Collect all lines below with the string "title".

** start Material provided **

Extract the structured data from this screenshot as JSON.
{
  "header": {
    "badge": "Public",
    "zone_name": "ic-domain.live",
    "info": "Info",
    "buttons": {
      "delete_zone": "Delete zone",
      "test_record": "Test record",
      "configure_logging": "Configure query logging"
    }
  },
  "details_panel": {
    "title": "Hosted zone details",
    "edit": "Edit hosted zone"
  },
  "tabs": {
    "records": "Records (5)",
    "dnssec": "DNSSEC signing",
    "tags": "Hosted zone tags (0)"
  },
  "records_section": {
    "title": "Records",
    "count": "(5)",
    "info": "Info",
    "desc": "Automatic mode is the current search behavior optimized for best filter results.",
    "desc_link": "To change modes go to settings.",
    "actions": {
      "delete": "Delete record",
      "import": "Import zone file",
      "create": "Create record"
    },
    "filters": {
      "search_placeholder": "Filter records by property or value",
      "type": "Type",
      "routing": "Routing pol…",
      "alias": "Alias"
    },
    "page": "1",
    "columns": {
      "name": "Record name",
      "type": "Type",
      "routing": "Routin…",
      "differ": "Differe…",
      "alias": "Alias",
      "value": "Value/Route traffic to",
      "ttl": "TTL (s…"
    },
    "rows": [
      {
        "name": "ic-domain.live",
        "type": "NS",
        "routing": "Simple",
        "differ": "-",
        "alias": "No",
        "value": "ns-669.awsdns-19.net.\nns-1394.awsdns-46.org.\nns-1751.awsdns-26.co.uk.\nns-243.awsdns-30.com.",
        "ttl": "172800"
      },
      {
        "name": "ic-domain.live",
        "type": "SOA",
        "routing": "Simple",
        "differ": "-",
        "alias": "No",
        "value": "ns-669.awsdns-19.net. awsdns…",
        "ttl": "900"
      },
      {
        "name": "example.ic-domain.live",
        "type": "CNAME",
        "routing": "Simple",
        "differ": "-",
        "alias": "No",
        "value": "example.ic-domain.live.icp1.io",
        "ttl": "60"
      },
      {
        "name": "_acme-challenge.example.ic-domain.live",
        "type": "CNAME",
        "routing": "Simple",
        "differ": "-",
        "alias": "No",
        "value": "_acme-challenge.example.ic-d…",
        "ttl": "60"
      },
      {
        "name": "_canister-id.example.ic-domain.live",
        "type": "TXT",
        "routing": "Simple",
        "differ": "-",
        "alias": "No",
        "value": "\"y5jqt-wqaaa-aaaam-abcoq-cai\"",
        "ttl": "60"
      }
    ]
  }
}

** end Material provided **

* Written response *
    "title": "Hosted zone details",
    "title": "Records",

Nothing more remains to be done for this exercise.